Find each line holding "Application" and copy it out.

--- BEGIN ---

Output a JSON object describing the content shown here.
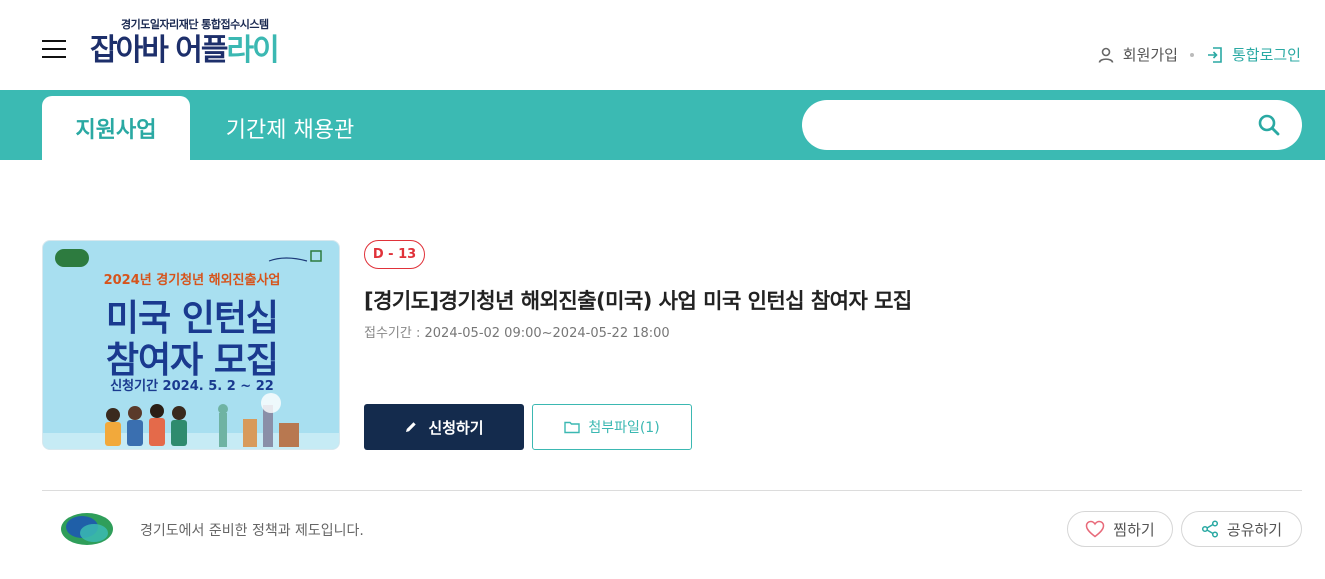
{
  "header": {
    "logo_sub": "경기도일자리재단 통합접수시스템",
    "logo_part1": "잡아바",
    "logo_part2_a": "어플",
    "logo_part2_b": "라이",
    "signup_label": "회원가입",
    "login_label": "통합로그인"
  },
  "nav": {
    "tabs": [
      {
        "label": "지원사업",
        "active": true
      },
      {
        "label": "기간제 채용관",
        "active": false
      }
    ],
    "search_value": ""
  },
  "card": {
    "thumbnail": {
      "subtitle": "2024년 경기청년 해외진출사업",
      "line1": "미국 인턴십",
      "line2": "참여자 모집",
      "date": "신청기간 2024. 5. 2 ~ 22"
    },
    "dday": "D - 13",
    "title": "[경기도]경기청년 해외진출(미국) 사업 미국 인턴십 참여자 모집",
    "period_label": "접수기간 :",
    "period_value": "2024-05-02 09:00~2024-05-22 18:00",
    "apply_label": "신청하기",
    "attach_label": "첨부파일(1)"
  },
  "footer": {
    "org_text": "경기도에서 준비한 정책과 제도입니다.",
    "like_label": "찜하기",
    "share_label": "공유하기"
  },
  "colors": {
    "teal": "#3bbab3",
    "navy": "#142b4d",
    "dday_red": "#e0323a"
  }
}
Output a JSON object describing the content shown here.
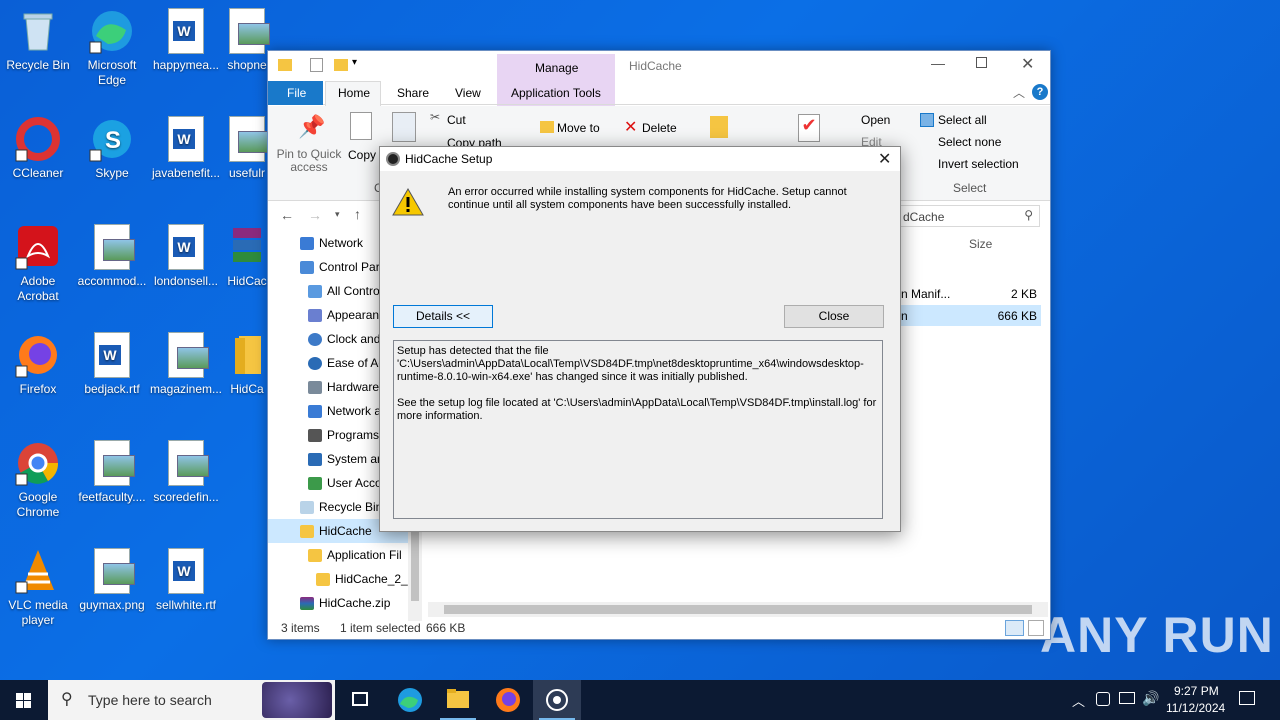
{
  "desktop": {
    "icons": [
      {
        "label": "Recycle Bin"
      },
      {
        "label": "Microsoft Edge"
      },
      {
        "label": "happymea..."
      },
      {
        "label": "shopne"
      },
      {
        "label": "CCleaner"
      },
      {
        "label": "Skype"
      },
      {
        "label": "javabenefit..."
      },
      {
        "label": "usefulr"
      },
      {
        "label": "Adobe Acrobat"
      },
      {
        "label": "accommod..."
      },
      {
        "label": "londonsell..."
      },
      {
        "label": "HidCac"
      },
      {
        "label": "Firefox"
      },
      {
        "label": "bedjack.rtf"
      },
      {
        "label": "magazinem..."
      },
      {
        "label": "HidCa"
      },
      {
        "label": "Google Chrome"
      },
      {
        "label": "feetfaculty...."
      },
      {
        "label": "scoredefin..."
      },
      {
        "label": "VLC media player"
      },
      {
        "label": "guymax.png"
      },
      {
        "label": "sellwhite.rtf"
      }
    ]
  },
  "explorer": {
    "context_tab": "Manage",
    "title": "HidCache",
    "tabs": [
      "File",
      "Home",
      "Share",
      "View",
      "Application Tools"
    ],
    "ribbon": {
      "pin": "Pin to Quick access",
      "copy": "Copy",
      "cut": "Cut",
      "copy_path": "Copy path",
      "move_to": "Move to",
      "delete": "Delete",
      "open": "Open",
      "edit": "Edit",
      "select_all": "Select all",
      "select_none": "Select none",
      "invert_selection": "Invert selection",
      "select_group": "Select",
      "clip_fragment": "C"
    },
    "search_fragment": "dCache",
    "column_size": "Size",
    "files": [
      {
        "name": "n Manif...",
        "size": "2 KB"
      },
      {
        "name": "n",
        "size": "666 KB"
      }
    ],
    "nav": [
      {
        "label": "Network"
      },
      {
        "label": "Control Par"
      },
      {
        "label": "All Contro"
      },
      {
        "label": "Appearan"
      },
      {
        "label": "Clock and"
      },
      {
        "label": "Ease of Ac"
      },
      {
        "label": "Hardware"
      },
      {
        "label": "Network a"
      },
      {
        "label": "Programs"
      },
      {
        "label": "System an"
      },
      {
        "label": "User Acco"
      },
      {
        "label": "Recycle Bin"
      },
      {
        "label": "HidCache"
      },
      {
        "label": "Application Fil"
      },
      {
        "label": "HidCache_2_"
      },
      {
        "label": "HidCache.zip"
      }
    ],
    "status": {
      "items": "3 items",
      "selected": "1 item selected",
      "size": "666 KB"
    }
  },
  "dialog": {
    "title": "HidCache Setup",
    "message": "An error occurred while installing system components for HidCache. Setup cannot continue until all system components have been successfully installed.",
    "details_button": "Details <<",
    "close_button": "Close",
    "details_p1": "Setup has detected that the file 'C:\\Users\\admin\\AppData\\Local\\Temp\\VSD84DF.tmp\\net8desktopruntime_x64\\windowsdesktop-runtime-8.0.10-win-x64.exe' has changed since it was initially published.",
    "details_p2": "See the setup log file located at 'C:\\Users\\admin\\AppData\\Local\\Temp\\VSD84DF.tmp\\install.log' for more information."
  },
  "taskbar": {
    "search_placeholder": "Type here to search",
    "time": "9:27 PM",
    "date": "11/12/2024"
  },
  "watermark": "ANY RUN"
}
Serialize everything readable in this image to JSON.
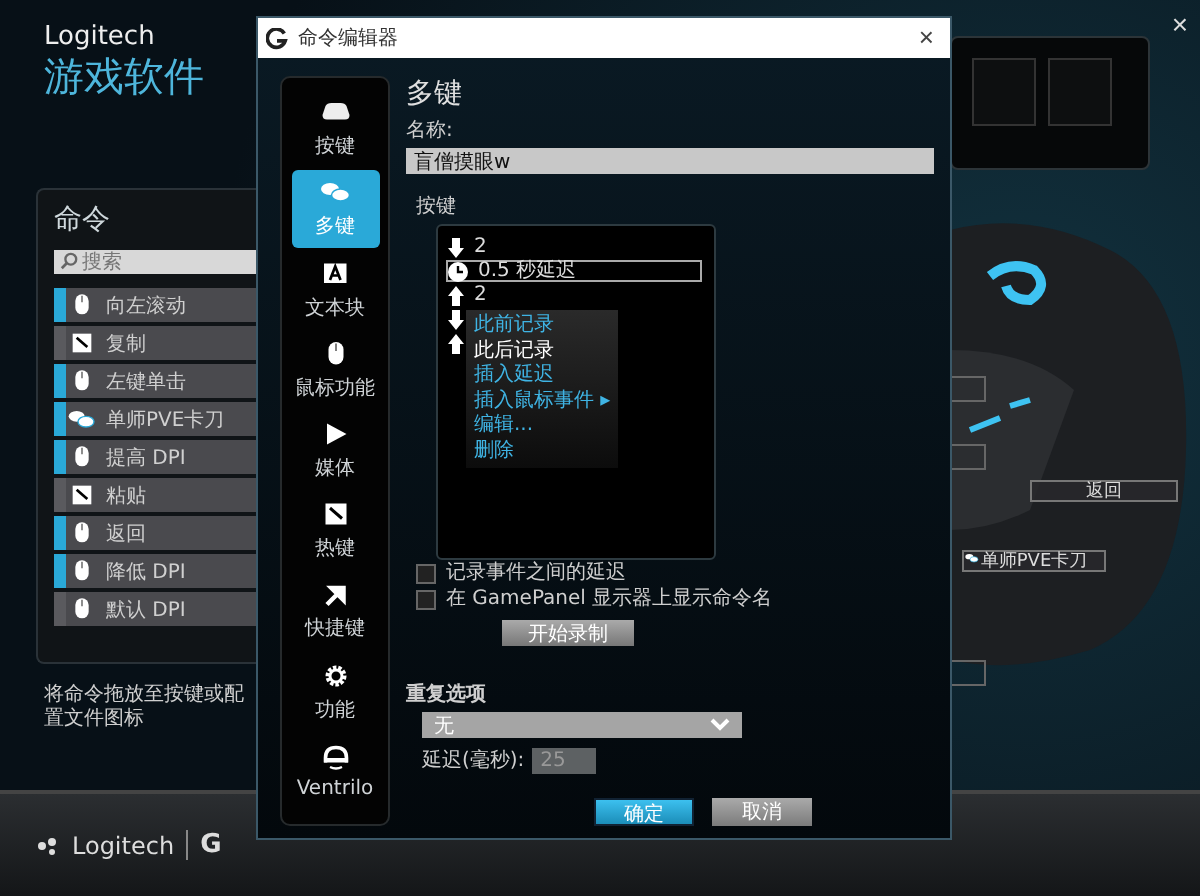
{
  "app": {
    "brand": "Logitech",
    "title": "游戏软件",
    "footer_logo": "Logitech",
    "footer_logo_mark": "G"
  },
  "commands": {
    "title": "命令",
    "search_placeholder": "搜索",
    "hint": "将命令拖放至按键或配置文件图标",
    "items": [
      {
        "label": "向左滚动",
        "kind": "mouse",
        "assigned": true
      },
      {
        "label": "复制",
        "kind": "hotkey",
        "assigned": false
      },
      {
        "label": "左键单击",
        "kind": "mouse",
        "assigned": true
      },
      {
        "label": "单师PVE卡刀",
        "kind": "multikey",
        "assigned": true
      },
      {
        "label": "提高 DPI",
        "kind": "mouse",
        "assigned": true
      },
      {
        "label": "粘贴",
        "kind": "hotkey",
        "assigned": false
      },
      {
        "label": "返回",
        "kind": "mouse",
        "assigned": true
      },
      {
        "label": "降低 DPI",
        "kind": "mouse",
        "assigned": true
      },
      {
        "label": "默认 DPI",
        "kind": "mouse",
        "assigned": false
      }
    ]
  },
  "mouse_labels": [
    {
      "text": "返回",
      "kind": "plain"
    },
    {
      "text": "单师PVE卡刀",
      "kind": "multikey"
    }
  ],
  "editor": {
    "title": "命令编辑器",
    "close": "×",
    "nav": [
      {
        "label": "按键",
        "selected": false
      },
      {
        "label": "多键",
        "selected": true
      },
      {
        "label": "文本块",
        "selected": false
      },
      {
        "label": "鼠标功能",
        "selected": false
      },
      {
        "label": "媒体",
        "selected": false
      },
      {
        "label": "热键",
        "selected": false
      },
      {
        "label": "快捷键",
        "selected": false
      },
      {
        "label": "功能",
        "selected": false
      },
      {
        "label": "Ventrilo",
        "selected": false
      }
    ],
    "heading": "多键",
    "name_label": "名称:",
    "name_value": "盲僧摸眼w",
    "keys_label": "按键",
    "keystrokes": [
      {
        "kind": "down",
        "text": "2",
        "selected": false
      },
      {
        "kind": "delay",
        "text": "0.5 秒延迟",
        "selected": true
      },
      {
        "kind": "up",
        "text": "2",
        "selected": false
      },
      {
        "kind": "down",
        "selected": false
      },
      {
        "kind": "up",
        "selected": false
      }
    ],
    "context_menu": [
      {
        "label": "此前记录",
        "selected": false
      },
      {
        "label": "此后记录",
        "selected": true
      },
      {
        "label": "插入延迟",
        "selected": false
      },
      {
        "label": "插入鼠标事件",
        "selected": false,
        "submenu_arrow": "▸"
      },
      {
        "label": "编辑...",
        "selected": false
      },
      {
        "label": "删除",
        "selected": false
      }
    ],
    "checkboxes": [
      {
        "label": "记录事件之间的延迟",
        "checked": false
      },
      {
        "label": "在 GamePanel 显示器上显示命令名",
        "checked": false
      }
    ],
    "record_button": "开始录制",
    "repeat_label": "重复选项",
    "repeat_value": "无",
    "delay_label": "延迟(毫秒):",
    "delay_value": "25",
    "delay_disabled": true,
    "ok": "确定",
    "cancel": "取消"
  }
}
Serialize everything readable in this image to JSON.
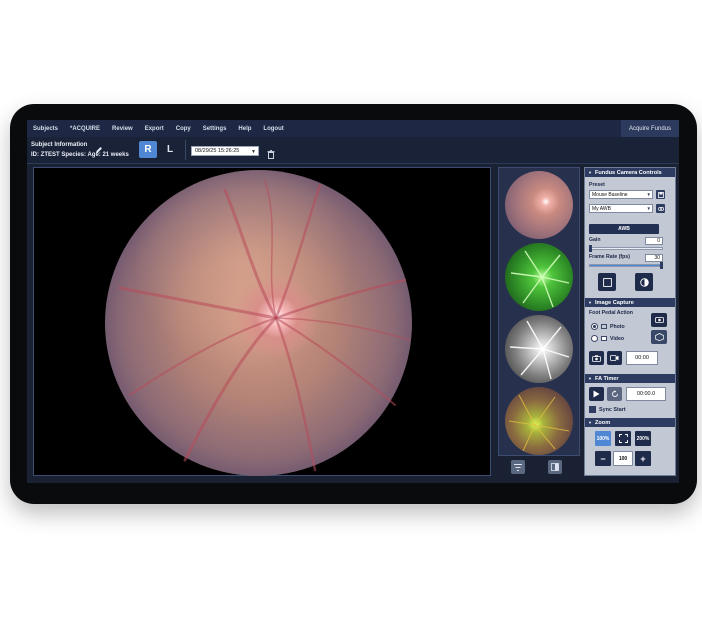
{
  "menu": {
    "items": [
      "Subjects",
      "*ACQUIRE",
      "Review",
      "Export",
      "Copy",
      "Settings",
      "Help",
      "Logout"
    ],
    "right_label": "Acquire Fundus"
  },
  "subject": {
    "title": "Subject Information",
    "line": "ID: ZTEST  Species:   Age: 21 weeks",
    "eye_right": "R",
    "eye_left": "L",
    "datetime": "08/29/25 15:26:25"
  },
  "panel": {
    "camera": {
      "header": "Fundus Camera Controls",
      "preset_label": "Preset",
      "preset_value": "Mouse Baseline",
      "awb_select": "My AWB",
      "awb_button": "AWB",
      "gain_label": "Gain",
      "gain_value": "0",
      "gain_level": 0.02,
      "framerate_label": "Frame Rate (fps)",
      "framerate_value": "30",
      "framerate_level": 1.0
    },
    "capture": {
      "header": "Image Capture",
      "foot_pedal_label": "Foot Pedal Action",
      "photo_label": "Photo",
      "video_label": "Video",
      "timer_value": "00:00"
    },
    "fa_timer": {
      "header": "FA Timer",
      "value": "00:00.0",
      "sync_label": "Sync Start"
    },
    "zoom": {
      "header": "Zoom",
      "fit_label": "100%",
      "double_label": "200%",
      "value": "100",
      "minus": "−",
      "plus": "+"
    }
  },
  "colors": {
    "accent": "#4f87d4",
    "menubar": "#1e2844",
    "panel_bg": "#c2c9d5",
    "section_header": "#2d3c60"
  }
}
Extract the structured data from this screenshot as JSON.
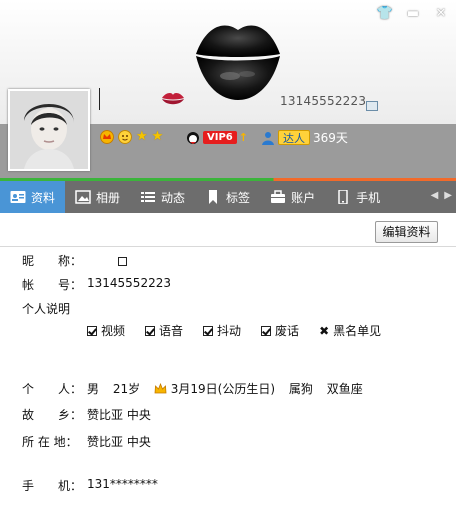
{
  "header": {
    "qq_number": "13145552223",
    "title_buttons": [
      "shirt-icon",
      "minimize-icon",
      "close-icon"
    ]
  },
  "badges": {
    "vip_label": "VIP6",
    "daren_label": "达人",
    "daren_days": "369天"
  },
  "tabs": [
    {
      "label": "资料",
      "icon": "profile-card-icon",
      "active": true
    },
    {
      "label": "相册",
      "icon": "album-icon"
    },
    {
      "label": "动态",
      "icon": "feed-icon"
    },
    {
      "label": "标签",
      "icon": "bookmark-icon"
    },
    {
      "label": "账户",
      "icon": "wallet-icon"
    },
    {
      "label": "手机",
      "icon": "phone-icon"
    }
  ],
  "toolbar": {
    "edit_label": "编辑资料"
  },
  "profile": {
    "nickname_label": "昵　　称：",
    "account_label": "帐　　号：",
    "account_value": "13145552223",
    "desc_label": "个人说明",
    "tags": [
      "视频",
      "语音",
      "抖动",
      "废话",
      "黑名单见"
    ],
    "person_label": "个　　人：",
    "gender": "男",
    "age": "21岁",
    "birthday": "3月19日(公历生日)",
    "zodiac": "属狗",
    "constellation": "双鱼座",
    "hometown_label": "故　　乡：",
    "hometown": "赞比亚 中央",
    "location_label": "所 在 地：",
    "location": "赞比亚 中央",
    "phone_label": "手　　机：",
    "phone": "131********"
  },
  "colors": {
    "tab_active": "#4a95d6",
    "tab_bar": "#6d6d6d",
    "strip": "#9b9b9b",
    "vip_red": "#e61e1e"
  }
}
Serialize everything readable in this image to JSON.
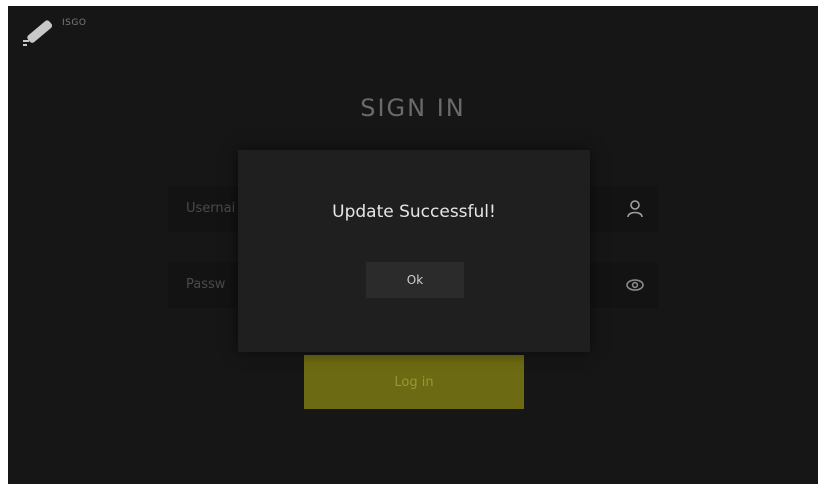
{
  "header": {
    "brand": "ISGO",
    "logo_icon": "pen-logo-icon"
  },
  "signin": {
    "title": "SIGN IN",
    "username_label": "Usernai",
    "username_icon": "user-icon",
    "password_label": "Passw",
    "password_icon": "eye-icon",
    "login_label": "Log in"
  },
  "dialog": {
    "message": "Update Successful!",
    "ok_label": "Ok"
  },
  "colors": {
    "background": "#161616",
    "dialog_background": "#1f1f1f",
    "accent": "#6c6a12"
  }
}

--- END ---

**Task output:**
      "Application Tools"
        "label": "Application Fil"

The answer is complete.